Records shown
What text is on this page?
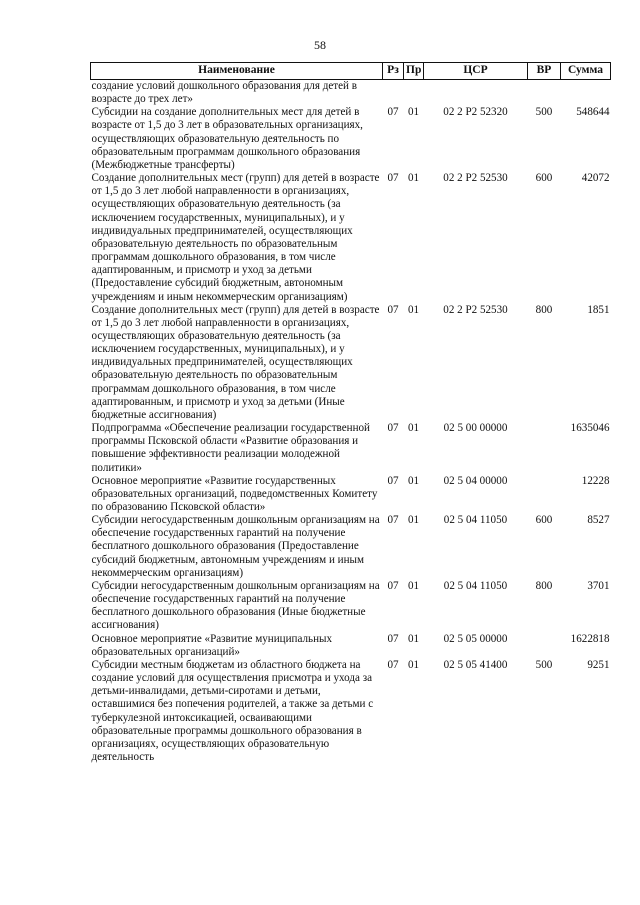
58
Наименование	Рз	Пр	ЦСР	ВР	Сумма
создание условий дошкольного образования для детей в возрасте до трех лет»					
Субсидии на создание дополнительных мест для детей в возрасте от 1,5 до 3 лет в образовательных организациях, осуществляющих образовательную деятельность по образовательным программам дошкольного образования (Межбюджетные трансферты)	07	01	02 2 P2 52320	500	548644
Создание дополнительных мест (групп) для детей в возрасте от 1,5 до 3 лет любой направленности в организациях, осуществляющих образовательную деятельность (за исключением государственных, муниципальных), и у индивидуальных предпринимателей, осуществляющих образовательную деятельность по образовательным программам дошкольного образования, в том числе адаптированным, и присмотр и уход за детьми (Предоставление субсидий бюджетным, автономным учреждениям и иным некоммерческим организациям)	07	01	02 2 P2 52530	600	42072
Создание дополнительных мест (групп) для детей в возрасте от 1,5 до 3 лет любой направленности в организациях, осуществляющих образовательную деятельность (за исключением государственных, муниципальных), и у индивидуальных предпринимателей, осуществляющих образовательную деятельность по образовательным программам дошкольного образования, в том числе адаптированным, и присмотр и уход за детьми (Иные бюджетные ассигнования)	07	01	02 2 P2 52530	800	1851
Подпрограмма «Обеспечение реализации государственной программы Псковской области «Развитие образования и повышение эффективности реализации молодежной политики»	07	01	02 5 00 00000		1635046
Основное мероприятие «Развитие государственных образовательных организаций, подведомственных Комитету по образованию Псковской области»	07	01	02 5 04 00000		12228
Субсидии негосударственным дошкольным организациям на обеспечение государственных гарантий на получение бесплатного дошкольного образования (Предоставление субсидий бюджетным, автономным учреждениям и иным некоммерческим организациям)	07	01	02 5 04 11050	600	8527
Субсидии негосударственным дошкольным организациям на обеспечение государственных гарантий на получение бесплатного дошкольного образования (Иные бюджетные ассигнования)	07	01	02 5 04 11050	800	3701
Основное мероприятие «Развитие муниципальных образовательных организаций»	07	01	02 5 05 00000		1622818
Субсидии местным бюджетам из областного бюджета на создание условий для осуществления присмотра и ухода за детьми-инвалидами, детьми-сиротами и детьми, оставшимися без попечения родителей, а также за детьми с туберкулезной интоксикацией, осваивающими образовательные программы дошкольного образования в организациях, осуществляющих образовательную деятельность	07	01	02 5 05 41400	500	9251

Set problem
Omit the pictures, then quote the rest of the material above exactly.

Task response
What text is on this page?
58
Наименование	Рз	Пр	ЦСР	ВР	Сумма
создание условий дошкольного образования для детей в возрасте до трех лет»					
Субсидии на создание дополнительных мест для детей в возрасте от 1,5 до 3 лет в образовательных организациях, осуществляющих образовательную деятельность по образовательным программам дошкольного образования (Межбюджетные трансферты)	07	01	02 2 P2 52320	500	548644
Создание дополнительных мест (групп) для детей в возрасте от 1,5 до 3 лет любой направленности в организациях, осуществляющих образовательную деятельность (за исключением государственных, муниципальных), и у индивидуальных предпринимателей, осуществляющих образовательную деятельность по образовательным программам дошкольного образования, в том числе адаптированным, и присмотр и уход за детьми (Предоставление субсидий бюджетным, автономным учреждениям и иным некоммерческим организациям)	07	01	02 2 P2 52530	600	42072
Создание дополнительных мест (групп) для детей в возрасте от 1,5 до 3 лет любой направленности в организациях, осуществляющих образовательную деятельность (за исключением государственных, муниципальных), и у индивидуальных предпринимателей, осуществляющих образовательную деятельность по образовательным программам дошкольного образования, в том числе адаптированным, и присмотр и уход за детьми (Иные бюджетные ассигнования)	07	01	02 2 P2 52530	800	1851
Подпрограмма «Обеспечение реализации государственной программы Псковской области «Развитие образования и повышение эффективности реализации молодежной политики»	07	01	02 5 00 00000		1635046
Основное мероприятие «Развитие государственных образовательных организаций, подведомственных Комитету по образованию Псковской области»	07	01	02 5 04 00000		12228
Субсидии негосударственным дошкольным организациям на обеспечение государственных гарантий на получение бесплатного дошкольного образования (Предоставление субсидий бюджетным, автономным учреждениям и иным некоммерческим организациям)	07	01	02 5 04 11050	600	8527
Субсидии негосударственным дошкольным организациям на обеспечение государственных гарантий на получение бесплатного дошкольного образования (Иные бюджетные ассигнования)	07	01	02 5 04 11050	800	3701
Основное мероприятие «Развитие муниципальных образовательных организаций»	07	01	02 5 05 00000		1622818
Субсидии местным бюджетам из областного бюджета на создание условий для осуществления присмотра и ухода за детьми-инвалидами, детьми-сиротами и детьми, оставшимися без попечения родителей, а также за детьми с туберкулезной интоксикацией, осваивающими образовательные программы дошкольного образования в организациях, осуществляющих образовательную деятельность	07	01	02 5 05 41400	500	9251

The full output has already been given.